Records from a collection of figures:
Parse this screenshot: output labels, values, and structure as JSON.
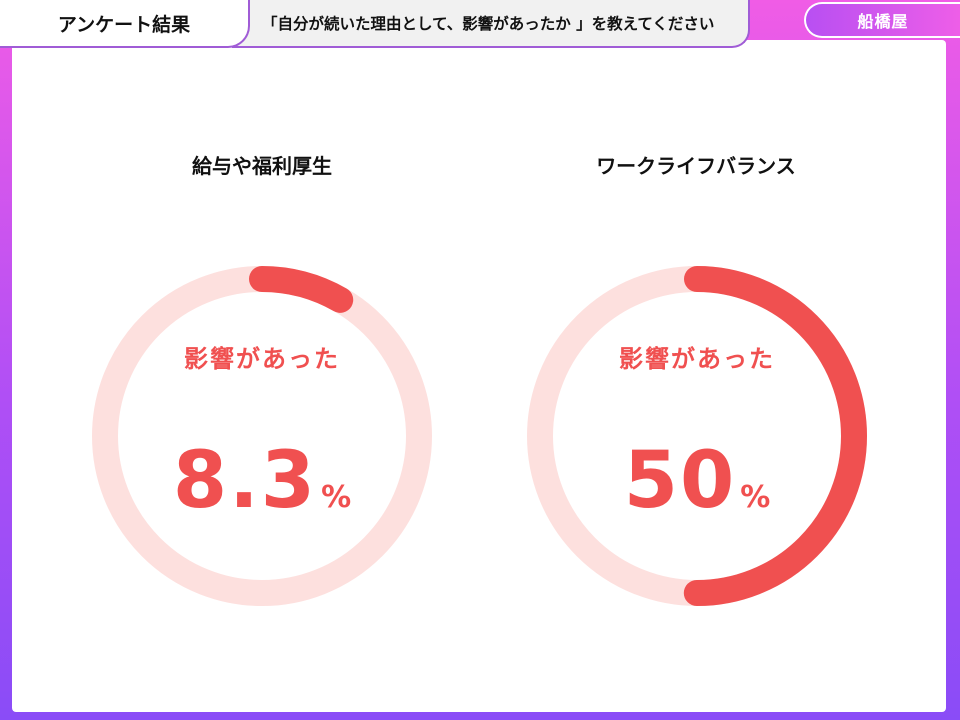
{
  "header": {
    "section_tab": "アンケート結果",
    "question": "「自分が続いた理由として、影響があったか 」を教えてください",
    "company": "船橋屋"
  },
  "colors": {
    "track": "#fde0de",
    "progress": "#f05050",
    "text_accent": "#f05050"
  },
  "chart_data": [
    {
      "type": "pie",
      "title": "給与や福利厚生",
      "center_label": "影響があった",
      "value": 8.3,
      "value_text": "8.3",
      "unit": "%"
    },
    {
      "type": "pie",
      "title": "ワークライフバランス",
      "center_label": "影響があった",
      "value": 50,
      "value_text": "50",
      "unit": "%"
    }
  ]
}
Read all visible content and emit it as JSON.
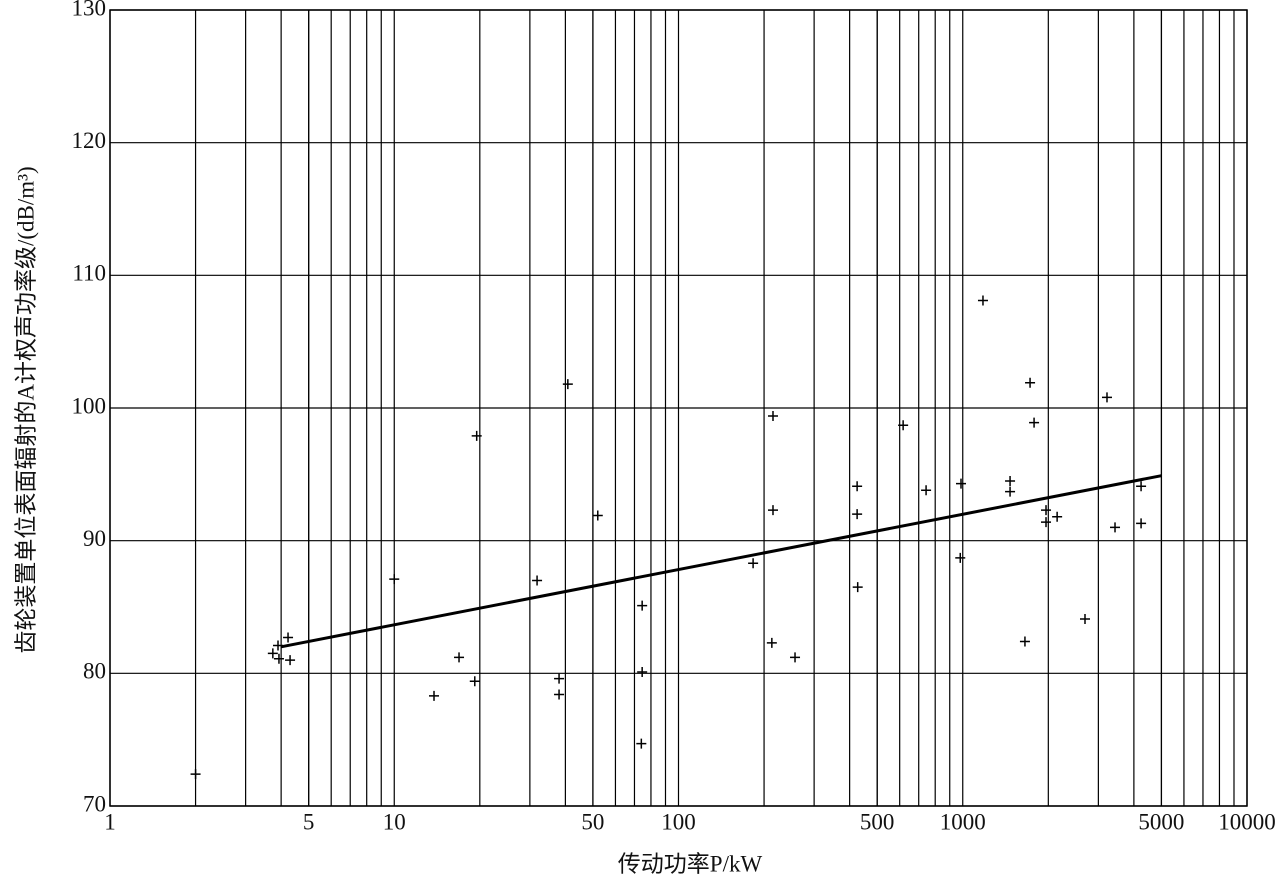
{
  "chart_data": {
    "type": "scatter",
    "x_label": "传动功率P/kW",
    "y_label": "齿轮装置单位表面辐射的A计权声功率级/(dB/m³)",
    "xscale": "log",
    "grid": true,
    "color": "#000000",
    "xlim": [
      1,
      10000
    ],
    "xticks": [
      1,
      5,
      10,
      50,
      100,
      500,
      1000,
      5000,
      10000
    ],
    "ylim": [
      70,
      130
    ],
    "yticks": [
      70,
      80,
      90,
      100,
      110,
      120,
      130
    ],
    "points": {
      "x": [
        2,
        3.74,
        3.9,
        3.93,
        4.23,
        4.3,
        10,
        13.8,
        16.9,
        19.2,
        19.5,
        31.8,
        38,
        38,
        40.8,
        52,
        74.5,
        74.5,
        74,
        183,
        215,
        215,
        213,
        257,
        425,
        425,
        427,
        617,
        743,
        986,
        980,
        1178,
        1467,
        1467,
        1655,
        1725,
        1782,
        1963,
        1963,
        2148,
        2692,
        3217,
        3433,
        4240,
        4240
      ],
      "y": [
        72.4,
        81.5,
        82.1,
        81.1,
        82.7,
        81.0,
        87.1,
        78.3,
        81.2,
        79.4,
        97.9,
        87.0,
        79.6,
        78.4,
        101.8,
        91.9,
        85.1,
        80.1,
        74.7,
        88.3,
        99.4,
        92.3,
        82.3,
        81.2,
        94.1,
        92.0,
        86.5,
        98.7,
        93.8,
        94.3,
        88.7,
        108.1,
        94.5,
        93.7,
        82.4,
        101.9,
        98.9,
        92.3,
        91.4,
        91.8,
        84.1,
        100.8,
        91.0,
        94.1,
        91.3
      ]
    },
    "fit_line": {
      "x": [
        4,
        5000
      ],
      "y": [
        82.0,
        94.9
      ]
    }
  }
}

What you should do:
All the material shown above is to be copied exactly, with no pictures carried over.

Solution:
Parse this screenshot: output labels, values, and structure as JSON.
{
  "header": {
    "section_tab": "アンケート結果",
    "question": "「自分が続いた理由として、影響があったか 」を教えてください",
    "company": "船橋屋"
  },
  "colors": {
    "track": "#fde0de",
    "progress": "#f05050",
    "text_accent": "#f05050"
  },
  "chart_data": [
    {
      "type": "pie",
      "title": "給与や福利厚生",
      "center_label": "影響があった",
      "value": 8.3,
      "value_text": "8.3",
      "unit": "%"
    },
    {
      "type": "pie",
      "title": "ワークライフバランス",
      "center_label": "影響があった",
      "value": 50,
      "value_text": "50",
      "unit": "%"
    }
  ]
}
Read all visible content and emit it as JSON.
{
  "chart_data": {
    "type": "scatter",
    "x_label": "传动功率P/kW",
    "y_label": "齿轮装置单位表面辐射的A计权声功率级/(dB/m³)",
    "xscale": "log",
    "grid": true,
    "color": "#000000",
    "xlim": [
      1,
      10000
    ],
    "xticks": [
      1,
      5,
      10,
      50,
      100,
      500,
      1000,
      5000,
      10000
    ],
    "ylim": [
      70,
      130
    ],
    "yticks": [
      70,
      80,
      90,
      100,
      110,
      120,
      130
    ],
    "points": {
      "x": [
        2,
        3.74,
        3.9,
        3.93,
        4.23,
        4.3,
        10,
        13.8,
        16.9,
        19.2,
        19.5,
        31.8,
        38,
        38,
        40.8,
        52,
        74.5,
        74.5,
        74,
        183,
        215,
        215,
        213,
        257,
        425,
        425,
        427,
        617,
        743,
        986,
        980,
        1178,
        1467,
        1467,
        1655,
        1725,
        1782,
        1963,
        1963,
        2148,
        2692,
        3217,
        3433,
        4240,
        4240
      ],
      "y": [
        72.4,
        81.5,
        82.1,
        81.1,
        82.7,
        81.0,
        87.1,
        78.3,
        81.2,
        79.4,
        97.9,
        87.0,
        79.6,
        78.4,
        101.8,
        91.9,
        85.1,
        80.1,
        74.7,
        88.3,
        99.4,
        92.3,
        82.3,
        81.2,
        94.1,
        92.0,
        86.5,
        98.7,
        93.8,
        94.3,
        88.7,
        108.1,
        94.5,
        93.7,
        82.4,
        101.9,
        98.9,
        92.3,
        91.4,
        91.8,
        84.1,
        100.8,
        91.0,
        94.1,
        91.3
      ]
    },
    "fit_line": {
      "x": [
        4,
        5000
      ],
      "y": [
        82.0,
        94.9
      ]
    }
  }
}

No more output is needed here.